• **Work to do**
Give as output the line that contains "Type out the text in this image.", followed by every remaining line of the entries, unchanged and with nothing added.

========================================

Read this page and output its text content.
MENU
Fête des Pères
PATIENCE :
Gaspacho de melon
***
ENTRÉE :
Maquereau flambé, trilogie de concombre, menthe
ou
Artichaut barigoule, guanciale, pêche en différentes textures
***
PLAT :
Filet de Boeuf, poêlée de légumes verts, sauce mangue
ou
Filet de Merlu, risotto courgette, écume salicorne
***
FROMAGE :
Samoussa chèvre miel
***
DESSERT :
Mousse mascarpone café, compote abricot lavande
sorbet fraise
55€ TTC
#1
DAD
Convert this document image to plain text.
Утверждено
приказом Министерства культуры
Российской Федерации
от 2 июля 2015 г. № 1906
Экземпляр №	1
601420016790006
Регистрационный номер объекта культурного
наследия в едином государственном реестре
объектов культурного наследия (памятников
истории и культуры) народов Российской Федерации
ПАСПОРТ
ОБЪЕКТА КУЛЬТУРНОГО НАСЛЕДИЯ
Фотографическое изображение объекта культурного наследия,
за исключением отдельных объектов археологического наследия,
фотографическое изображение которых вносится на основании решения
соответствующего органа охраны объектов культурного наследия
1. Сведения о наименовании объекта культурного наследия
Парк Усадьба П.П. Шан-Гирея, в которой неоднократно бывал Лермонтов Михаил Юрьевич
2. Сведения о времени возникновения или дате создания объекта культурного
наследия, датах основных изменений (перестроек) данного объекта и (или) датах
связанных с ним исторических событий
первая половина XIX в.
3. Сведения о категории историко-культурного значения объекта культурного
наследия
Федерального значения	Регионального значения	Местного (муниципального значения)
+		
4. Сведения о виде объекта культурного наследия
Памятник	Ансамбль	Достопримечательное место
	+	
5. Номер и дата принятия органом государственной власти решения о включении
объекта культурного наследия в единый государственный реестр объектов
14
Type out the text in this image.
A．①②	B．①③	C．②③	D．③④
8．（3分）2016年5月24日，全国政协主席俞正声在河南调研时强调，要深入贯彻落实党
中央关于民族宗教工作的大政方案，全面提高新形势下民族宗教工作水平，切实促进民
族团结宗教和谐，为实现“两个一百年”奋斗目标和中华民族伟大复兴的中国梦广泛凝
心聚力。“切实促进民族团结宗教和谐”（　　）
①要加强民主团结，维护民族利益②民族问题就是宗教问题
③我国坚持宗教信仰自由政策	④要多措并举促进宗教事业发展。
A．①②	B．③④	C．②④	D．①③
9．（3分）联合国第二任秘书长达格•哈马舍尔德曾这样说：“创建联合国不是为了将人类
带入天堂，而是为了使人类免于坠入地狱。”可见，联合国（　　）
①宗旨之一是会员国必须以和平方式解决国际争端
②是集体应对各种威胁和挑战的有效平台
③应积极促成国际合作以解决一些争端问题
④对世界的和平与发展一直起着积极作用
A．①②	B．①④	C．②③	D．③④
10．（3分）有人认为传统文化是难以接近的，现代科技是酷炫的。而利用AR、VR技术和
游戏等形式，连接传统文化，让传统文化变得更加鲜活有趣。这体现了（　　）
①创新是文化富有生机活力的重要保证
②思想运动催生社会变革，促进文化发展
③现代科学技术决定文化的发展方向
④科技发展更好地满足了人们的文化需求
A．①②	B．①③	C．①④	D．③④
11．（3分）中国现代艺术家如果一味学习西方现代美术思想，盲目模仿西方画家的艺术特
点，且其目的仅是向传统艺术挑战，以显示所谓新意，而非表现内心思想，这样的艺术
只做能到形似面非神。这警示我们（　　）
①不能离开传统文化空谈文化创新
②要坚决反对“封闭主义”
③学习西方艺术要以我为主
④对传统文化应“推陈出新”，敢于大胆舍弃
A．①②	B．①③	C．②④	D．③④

========================================

• **Worked solution**
Type out the text in this image.
A．①②	B．①③	C．②③	D．③④
8．（3分）2016年5月24日，全国政协主席俞正声在河南调研时强调，要深入贯彻落实党
中央关于民族宗教工作的大政方案，全面提高新形势下民族宗教工作水平，切实促进民
族团结宗教和谐，为实现“两个一百年”奋斗目标和中华民族伟大复兴的中国梦广泛凝
心聚力。“切实促进民族团结宗教和谐”（　　）
①要加强民主团结，维护民族利益②民族问题就是宗教问题
③我国坚持宗教信仰自由政策	④要多措并举促进宗教事业发展。
A．①②	B．③④	C．②④	D．①③
9．（3分）联合国第二任秘书长达格•哈马舍尔德曾这样说：“创建联合国不是为了将人类
带入天堂，而是为了使人类免于坠入地狱。”可见，联合国（　　）
①宗旨之一是会员国必须以和平方式解决国际争端
②是集体应对各种威胁和挑战的有效平台
③应积极促成国际合作以解决一些争端问题
④对世界的和平与发展一直起着积极作用
A．①②	B．①④	C．②③	D．③④
10．（3分）有人认为传统文化是难以接近的，现代科技是酷炫的。而利用AR、VR技术和
游戏等形式，连接传统文化，让传统文化变得更加鲜活有趣。这体现了（　　）
①创新是文化富有生机活力的重要保证
②思想运动催生社会变革，促进文化发展
③现代科学技术决定文化的发展方向
④科技发展更好地满足了人们的文化需求
A．①②	B．①③	C．①④	D．③④
11．（3分）中国现代艺术家如果一味学习西方现代美术思想，盲目模仿西方画家的艺术特
点，且其目的仅是向传统艺术挑战，以显示所谓新意，而非表现内心思想，这样的艺术
只做能到形似面非神。这警示我们（　　）
①不能离开传统文化空谈文化创新
②要坚决反对“封闭主义”
③学习西方艺术要以我为主
④对传统文化应“推陈出新”，敢于大胆舍弃
A．①②	B．①③	C．②④	D．③④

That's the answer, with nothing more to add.